• Task details
Only the pictures are to be left out; set down the rest of the records exactly.

• Data items
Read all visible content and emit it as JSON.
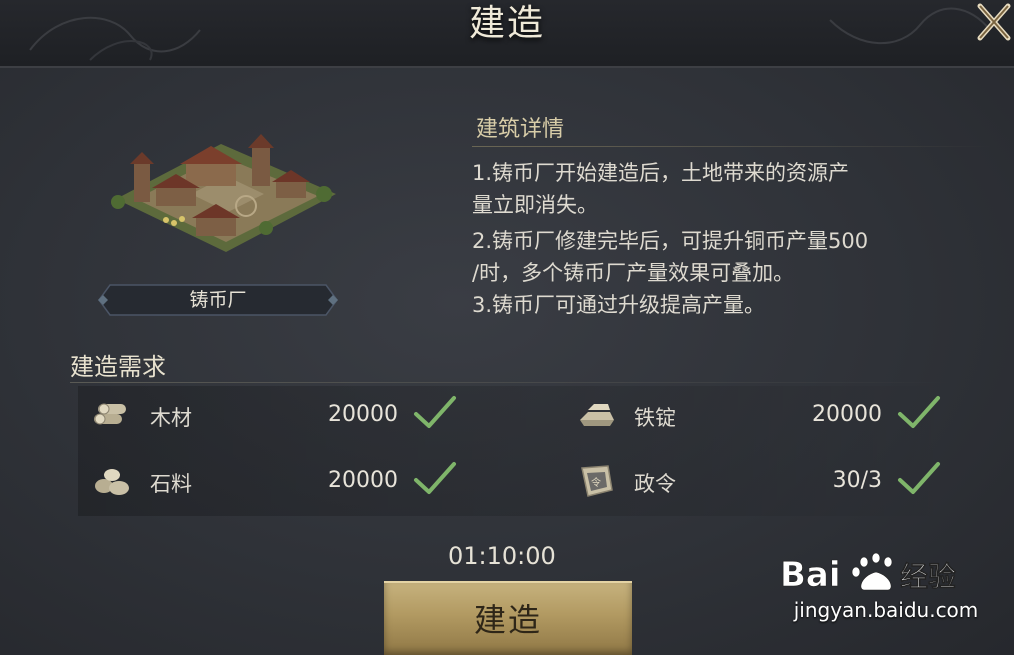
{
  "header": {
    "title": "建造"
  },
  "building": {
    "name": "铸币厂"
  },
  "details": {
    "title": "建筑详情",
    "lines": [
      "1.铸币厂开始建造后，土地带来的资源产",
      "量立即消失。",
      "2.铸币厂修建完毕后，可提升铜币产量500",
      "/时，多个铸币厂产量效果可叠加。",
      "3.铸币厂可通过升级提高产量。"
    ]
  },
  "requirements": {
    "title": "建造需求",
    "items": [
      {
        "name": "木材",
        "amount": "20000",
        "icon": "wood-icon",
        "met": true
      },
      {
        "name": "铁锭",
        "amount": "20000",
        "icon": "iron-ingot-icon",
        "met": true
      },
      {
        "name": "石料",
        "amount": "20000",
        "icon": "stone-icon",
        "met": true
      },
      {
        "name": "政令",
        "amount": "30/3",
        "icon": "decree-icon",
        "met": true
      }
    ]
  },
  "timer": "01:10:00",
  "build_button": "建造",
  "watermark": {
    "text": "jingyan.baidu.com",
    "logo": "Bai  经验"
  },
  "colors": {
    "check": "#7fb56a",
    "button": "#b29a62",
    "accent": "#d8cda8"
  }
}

• Problem solution
Read all visible content and emit it as JSON.
{
  "header": {
    "title": "建造"
  },
  "building": {
    "name": "铸币厂"
  },
  "details": {
    "title": "建筑详情",
    "lines": [
      "1.铸币厂开始建造后，土地带来的资源产",
      "量立即消失。",
      "2.铸币厂修建完毕后，可提升铜币产量500",
      "/时，多个铸币厂产量效果可叠加。",
      "3.铸币厂可通过升级提高产量。"
    ]
  },
  "requirements": {
    "title": "建造需求",
    "items": [
      {
        "name": "木材",
        "amount": "20000",
        "icon": "wood-icon",
        "met": true
      },
      {
        "name": "铁锭",
        "amount": "20000",
        "icon": "iron-ingot-icon",
        "met": true
      },
      {
        "name": "石料",
        "amount": "20000",
        "icon": "stone-icon",
        "met": true
      },
      {
        "name": "政令",
        "amount": "30/3",
        "icon": "decree-icon",
        "met": true
      }
    ]
  },
  "timer": "01:10:00",
  "build_button": "建造",
  "watermark": {
    "text": "jingyan.baidu.com",
    "logo": "Bai  经验"
  },
  "colors": {
    "check": "#7fb56a",
    "button": "#b29a62",
    "accent": "#d8cda8"
  }
}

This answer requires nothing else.